Okunacak metin:
________________________________________

YAKIN DÖNEM HİLYELERİ -2-

Prof. Dr. İsmail ÇETİŞLİ icetisli@pau.edu.tr

Kalemini Hazret-i Peygamber hakkında kullanan hemen hemen bütün şairler gibi, M. Fehmi GERÇEKER de O’nu bütün incelik, derinlik ve yücelikleriyle anlatmanın mümkün olmadığını bilir ve daha hilyesinin başında aczini itiraf eder. Zira O’nun kemâli lâfza, cemâli hâfızaya sığmadığı gibi yüceliğinin de bir hududu yoktur:

Lâkin beni farz edip de gāfil,
İmkân-ı kemâl-i vasfa kāil.

Zannetme ki bir hayâle daldım,
Girdâb-ı muhâl içinde kaldım.

Evsâfına olmayınca pâyân,
Hakkıyla beyâna var mı imkân?

Mânâ-yı kemâli lâfza sığmaz,
Eşkâl-i cemâli hıfza sığmaz. (s. 24)

________________________________________

Verilen görev: Hilyeler üzerine olan metinde, içinde "YAKIN DÖNEM HİLYELERİ" geçen sözlerle başlayıp "muhâl içinde kaldım." ile biten kısmı hiç değiştirmeden kopyalayın. Bunun için sadece bu metinden yararlanın.

________________________________________

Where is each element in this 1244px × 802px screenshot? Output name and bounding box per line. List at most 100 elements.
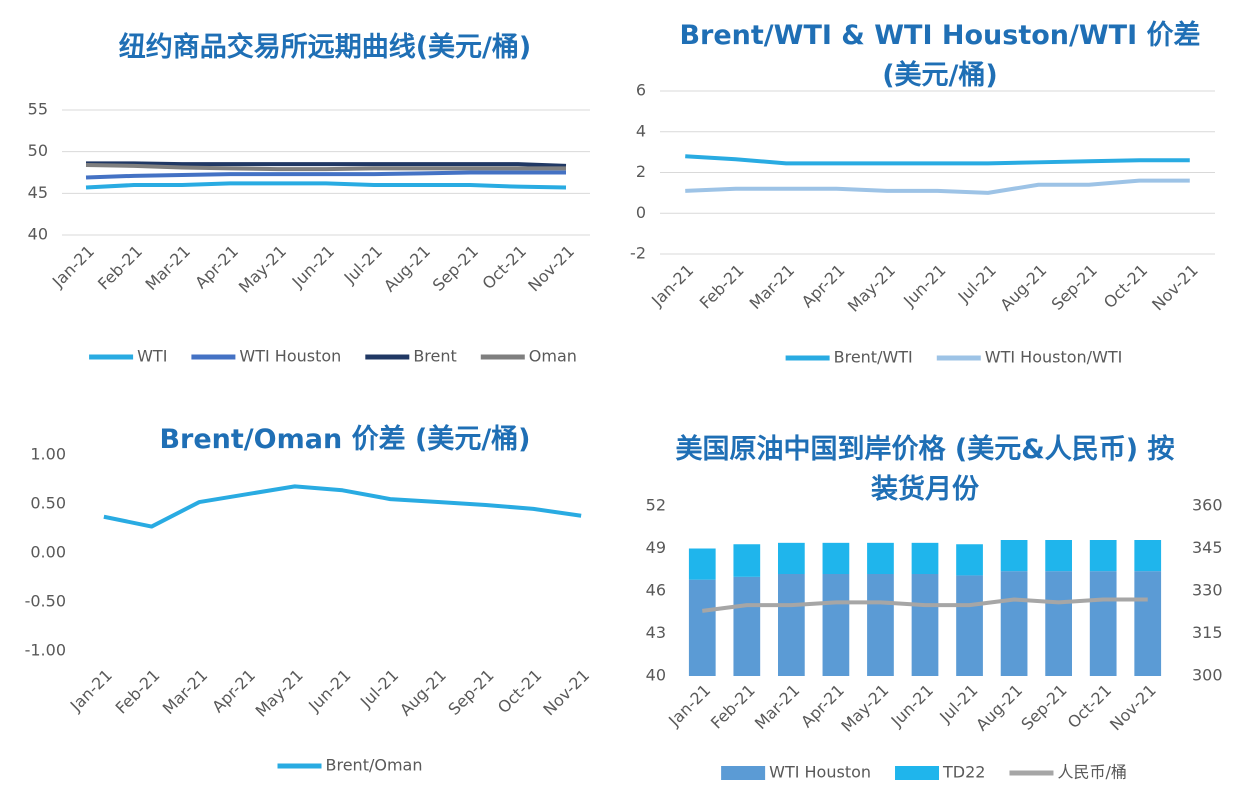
legend-label: WTI Houston/WTI [985,348,1123,367]
legend: Brent/Oman [277,756,423,775]
chart-title: 美国原油中国到岸价格 (美元&人民币) 按装货月份 [675,434,1175,505]
line-series [103,484,582,529]
bar-segment [688,548,716,580]
x-tick-label: May-21 [837,681,892,736]
x-tick-label: Nov-21 [539,666,593,720]
bar-segment [867,574,894,676]
y-tick-label: 6 [636,81,646,100]
y-tick-label: 0.00 [30,543,66,562]
bar-segment [1089,571,1117,676]
x-tick-label: Sep-21 [429,242,482,295]
y-tick-label: 55 [28,100,48,119]
bar-segment [911,542,939,574]
x-tick-label: Jul-21 [954,261,1000,307]
bar-segment [778,542,805,574]
y-tick-label: -2 [630,244,646,263]
x-tick-label: Jul-21 [356,666,402,712]
bar-segment [733,576,761,676]
x-tick-label: Oct-21 [479,242,530,293]
y2-tick-label: 345 [1192,538,1223,557]
x-tick-label: Apr-21 [208,666,259,717]
chart-title: Brent/WTI & WTI Houston/WTI 价差 (美元/桶) [679,20,1201,91]
y-tick-label: 0 [636,203,646,222]
x-tick-label: Mar-21 [141,242,194,295]
x-tick-label: Feb-21 [94,242,146,294]
y-tick-label: 4 [636,121,646,140]
bar-segment [822,542,850,574]
bar-segment [867,542,894,574]
y-tick-label: -1.00 [25,641,66,660]
x-tick-label: Apr-21 [191,242,242,293]
y-tick-label: 0.50 [30,494,66,513]
x-tick-label: Aug-21 [996,261,1050,315]
bar-segment [688,579,716,676]
y2-tick-label: 360 [1192,496,1223,515]
x-tick-label: Jul-21 [340,242,386,288]
legend-label: Brent [413,347,456,366]
legend-label: Brent/Oman [326,756,423,775]
legend-label: WTI [137,347,167,366]
legend-label: Brent/WTI [834,348,913,367]
bar-segment [822,574,850,676]
y-tick-label: 40 [28,225,48,244]
y-tick-label: 2 [636,162,646,181]
x-tick-label: Nov-21 [1148,261,1202,315]
x-tick-label: Jan-21 [66,666,116,716]
x-tick-label: Nov-21 [1106,681,1160,735]
x-tick-label: Oct-21 [1100,261,1151,312]
x-tick-label: Sep-21 [1048,261,1101,314]
line-series [702,597,1148,613]
legend-label: 人民币/桶 [1057,763,1126,782]
y-tick-label: 1.00 [30,445,66,464]
x-tick-label: Mar-21 [746,261,799,314]
line-series [85,170,566,180]
y-tick-label: 46 [646,581,666,600]
chart-title: 纽约商品交易所远期曲线(美元/桶) [118,32,532,63]
x-tick-label: Mar-21 [751,681,804,734]
x-tick-label: May-21 [844,261,899,316]
x-tick-label: Sep-21 [444,666,497,719]
line-series [85,163,566,172]
x-tick-label: Feb-21 [112,666,164,718]
y-tick-label: -0.50 [25,592,66,611]
legend-swatch [721,766,766,780]
x-tick-label: Sep-21 [1017,681,1070,734]
legend: WTI Houston TD22 人民币/桶 [721,763,1127,782]
bar-segment [911,574,939,676]
legend-label: WTI Houston [239,347,341,366]
x-tick-label: Mar-21 [159,666,212,719]
legend-label: WTI Houston [769,763,871,782]
x-tick-label: Oct-21 [494,666,545,717]
legend-label: TD22 [942,763,985,782]
bar-segment [778,574,805,676]
line-series [685,178,1190,195]
bar-segment [956,575,983,676]
bar-segment [956,544,983,576]
legend-label: Oman [529,347,577,366]
line-series [685,154,1190,166]
legend: WTI WTI Houston Brent Oman [89,347,577,366]
x-tick-label: Jan-21 [48,242,98,292]
bar-segment [1000,571,1028,676]
x-tick-label: Jun-21 [288,242,338,292]
line-series [86,161,567,168]
x-tick-label: Oct-21 [1064,681,1115,732]
x-tick-label: May-21 [235,242,290,297]
bar-segment [733,544,761,577]
line-series [85,181,567,190]
legend-swatch [895,766,940,780]
x-tick-label: Aug-21 [380,242,434,296]
y2-tick-label: 330 [1192,581,1223,600]
x-tick-label: Aug-21 [972,681,1026,735]
x-tick-label: Jun-21 [887,681,937,731]
legend: Brent/WTI WTI Houston/WTI [785,348,1123,367]
x-tick-label: Aug-21 [396,666,450,720]
x-tick-label: Jan-21 [664,681,714,731]
x-tick-label: May-21 [252,666,307,721]
x-tick-label: Apr-21 [798,261,849,312]
x-tick-label: Feb-21 [696,261,748,313]
y-tick-label: 52 [646,496,666,515]
y-tick-label: 45 [28,183,48,202]
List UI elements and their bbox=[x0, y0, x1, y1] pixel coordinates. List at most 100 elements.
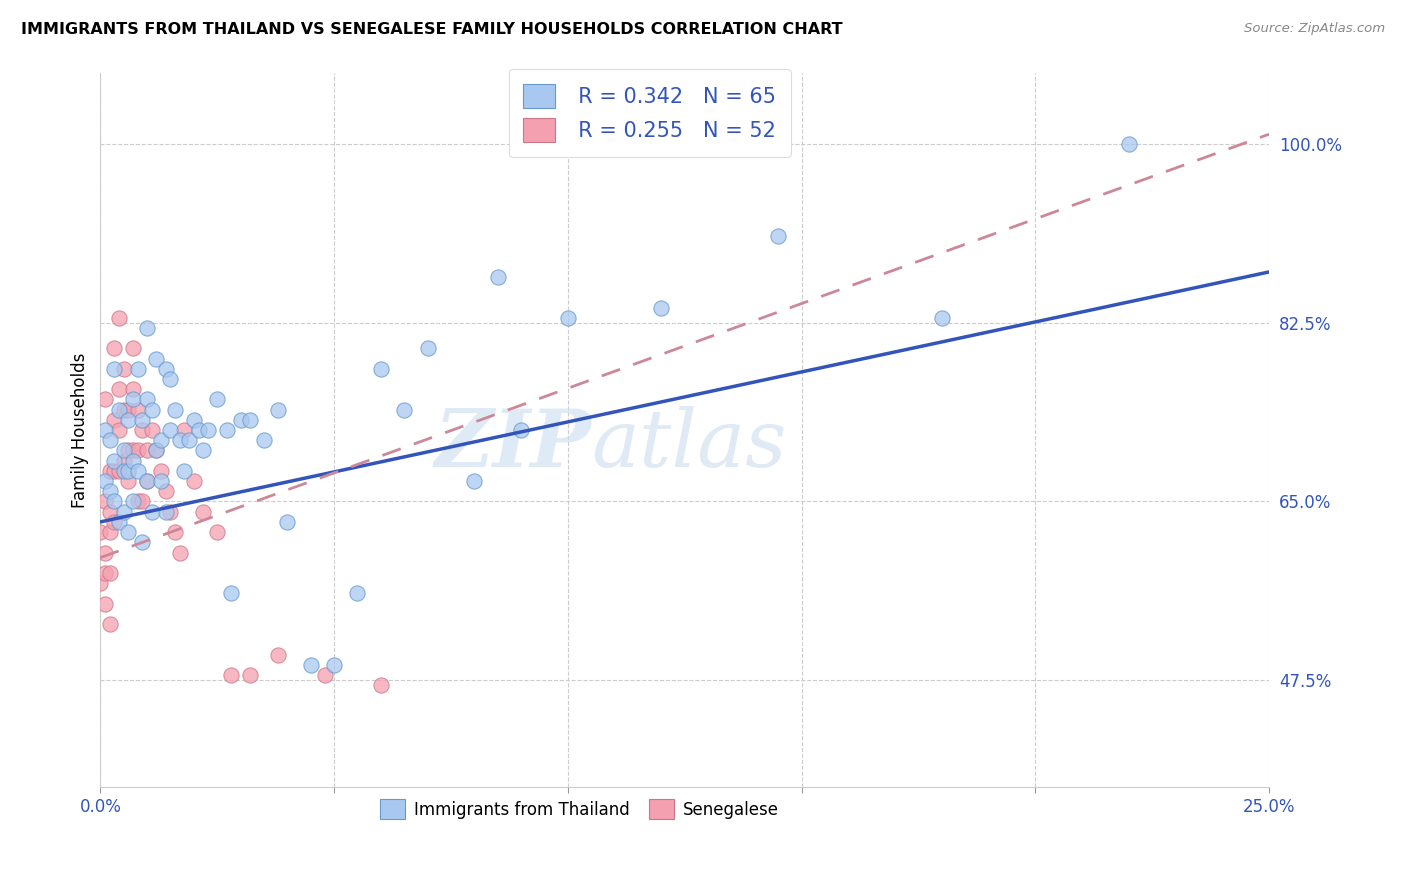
Point bbox=[346, 586, 368, 600]
Point bbox=[117, 402, 139, 417]
Point bbox=[103, 362, 125, 376]
Point bbox=[159, 372, 181, 386]
Point bbox=[155, 362, 177, 376]
Point bbox=[131, 494, 153, 508]
Point bbox=[173, 464, 195, 478]
Point bbox=[98, 434, 121, 448]
Point bbox=[112, 505, 135, 519]
Point bbox=[931, 310, 953, 325]
Point bbox=[239, 413, 262, 427]
Point bbox=[131, 413, 153, 427]
Point bbox=[145, 443, 167, 458]
Point bbox=[136, 392, 159, 407]
Point bbox=[557, 310, 579, 325]
Point bbox=[173, 423, 195, 437]
Point bbox=[392, 402, 415, 417]
Point bbox=[197, 423, 219, 437]
Point bbox=[183, 474, 205, 488]
Point bbox=[127, 402, 149, 417]
Point bbox=[98, 616, 121, 631]
Point bbox=[159, 505, 181, 519]
Point bbox=[103, 453, 125, 467]
Point bbox=[370, 362, 392, 376]
Point bbox=[205, 525, 228, 540]
Point bbox=[141, 402, 163, 417]
Point bbox=[136, 474, 159, 488]
Point bbox=[117, 443, 139, 458]
Point bbox=[136, 321, 159, 335]
Point bbox=[94, 566, 117, 580]
Point bbox=[103, 342, 125, 356]
Point bbox=[131, 535, 153, 549]
Point bbox=[193, 443, 215, 458]
Point bbox=[150, 474, 173, 488]
Point bbox=[141, 423, 163, 437]
Text: ZIP: ZIP bbox=[434, 406, 591, 483]
Point bbox=[169, 434, 191, 448]
Point bbox=[155, 505, 177, 519]
Point bbox=[150, 464, 173, 478]
Point bbox=[169, 545, 191, 559]
Point bbox=[131, 423, 153, 437]
Point bbox=[299, 657, 322, 672]
Point bbox=[370, 678, 392, 692]
Point bbox=[183, 413, 205, 427]
Point bbox=[276, 515, 298, 529]
Text: IMMIGRANTS FROM THAILAND VS SENEGALESE FAMILY HOUSEHOLDS CORRELATION CHART: IMMIGRANTS FROM THAILAND VS SENEGALESE F… bbox=[21, 22, 842, 37]
Text: Source: ZipAtlas.com: Source: ZipAtlas.com bbox=[1244, 22, 1385, 36]
Point bbox=[219, 668, 242, 682]
Point bbox=[103, 515, 125, 529]
Point bbox=[122, 342, 145, 356]
Point bbox=[159, 423, 181, 437]
Point bbox=[89, 576, 111, 591]
Point bbox=[103, 494, 125, 508]
Point bbox=[89, 525, 111, 540]
Point bbox=[112, 443, 135, 458]
Point bbox=[98, 525, 121, 540]
Point bbox=[108, 515, 131, 529]
Point bbox=[267, 648, 290, 662]
Point bbox=[94, 545, 117, 559]
Point bbox=[510, 423, 533, 437]
Point bbox=[187, 423, 209, 437]
Point bbox=[122, 453, 145, 467]
Point bbox=[650, 301, 672, 315]
Point bbox=[127, 443, 149, 458]
Point bbox=[239, 668, 262, 682]
Point bbox=[117, 474, 139, 488]
Point bbox=[112, 362, 135, 376]
Point bbox=[766, 229, 789, 244]
Y-axis label: Family Households: Family Households bbox=[72, 352, 89, 508]
Point bbox=[122, 392, 145, 407]
Point bbox=[486, 270, 509, 285]
Point bbox=[193, 505, 215, 519]
Point bbox=[145, 351, 167, 366]
Point bbox=[215, 423, 238, 437]
Point bbox=[112, 464, 135, 478]
Point bbox=[98, 505, 121, 519]
Point bbox=[94, 494, 117, 508]
Legend: Immigrants from Thailand, Senegalese: Immigrants from Thailand, Senegalese bbox=[374, 793, 786, 825]
Point bbox=[165, 525, 187, 540]
Point bbox=[314, 668, 336, 682]
Point bbox=[117, 413, 139, 427]
Point bbox=[150, 434, 173, 448]
Text: atlas: atlas bbox=[591, 406, 786, 483]
Point bbox=[98, 464, 121, 478]
Point bbox=[108, 382, 131, 396]
Point bbox=[179, 434, 201, 448]
Point bbox=[122, 494, 145, 508]
Point bbox=[253, 434, 276, 448]
Point bbox=[108, 310, 131, 325]
Point bbox=[267, 402, 290, 417]
Point bbox=[94, 392, 117, 407]
Point bbox=[229, 413, 252, 427]
Point bbox=[94, 597, 117, 611]
Point bbox=[108, 423, 131, 437]
Point bbox=[127, 494, 149, 508]
Point bbox=[112, 402, 135, 417]
Point bbox=[108, 402, 131, 417]
Point bbox=[98, 484, 121, 499]
Point bbox=[122, 382, 145, 396]
Point bbox=[94, 474, 117, 488]
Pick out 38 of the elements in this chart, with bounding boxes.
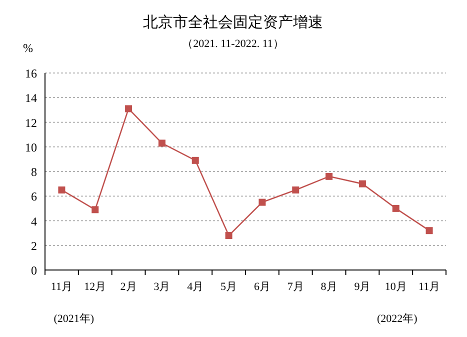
point [426,227,433,234]
y-tick-label: 0 [31,264,37,278]
x-tick-label: 12月 [84,281,106,293]
x-tick-label: 8月 [320,281,338,293]
chart-subtitle: （2021. 11-2022. 11） [182,38,284,50]
point [58,186,66,194]
y-tick-label: 14 [25,91,37,106]
chart-title: 北京市全社会固定资产增速 [143,14,323,31]
point [326,172,333,180]
x-tick-label: 11月 [50,281,73,293]
x-tick-label: 11月 [418,281,440,293]
point [125,105,132,112]
y-tick-label: 8 [31,165,37,179]
y-tick-label: 16 [25,66,37,80]
y-tick-label: 10 [25,140,37,154]
x-tick-label: 9月 [354,281,371,293]
y-axis-title: % [23,41,33,55]
point [158,140,166,147]
x-tick-label: 3月 [154,281,170,293]
point [225,232,232,240]
x-tick-label: 10月 [384,281,407,293]
point [292,186,300,194]
x-tick-label: 5月 [220,281,238,293]
text: (2021年) [54,313,94,325]
point [92,206,99,214]
point [358,180,366,188]
text: (2022年) [376,313,418,325]
y-tick-label: 12 [25,116,37,130]
y-tick-label: 6 [31,190,37,204]
point [258,198,266,206]
x-tick-label: 6月 [254,281,270,293]
point [192,156,199,164]
x-tick-label: 7月 [287,281,304,293]
x-tick-label: 4月 [187,281,204,293]
y-tick-label: 2 [31,238,37,253]
x-tick-label: 2月 [120,281,137,293]
y-tick-label: 4 [31,214,37,228]
point [392,204,400,212]
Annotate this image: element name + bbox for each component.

________________________________________

Alıştırma sonucu:
YAKIN DÖNEM HİLYELERİ -2-

Prof. Dr. İsmail ÇETİŞLİ icetisli@pau.edu.tr

Kalemini Hazret-i Peygamber hakkında kullanan hemen hemen bütün şairler gibi, M. Fehmi GERÇEKER de O’nu bütün incelik, derinlik ve yücelikleriyle anlatmanın mümkün olmadığını bilir ve daha hilyesinin başında aczini itiraf eder. Zira O’nun kemâli lâfza, cemâli hâfızaya sığmadığı gibi yüceliğinin de bir hududu yoktur:

Lâkin beni farz edip de gāfil,
İmkân-ı kemâl-i vasfa kāil.

Zannetme ki bir hayâle daldım,
Girdâb-ı muhâl içinde kaldım.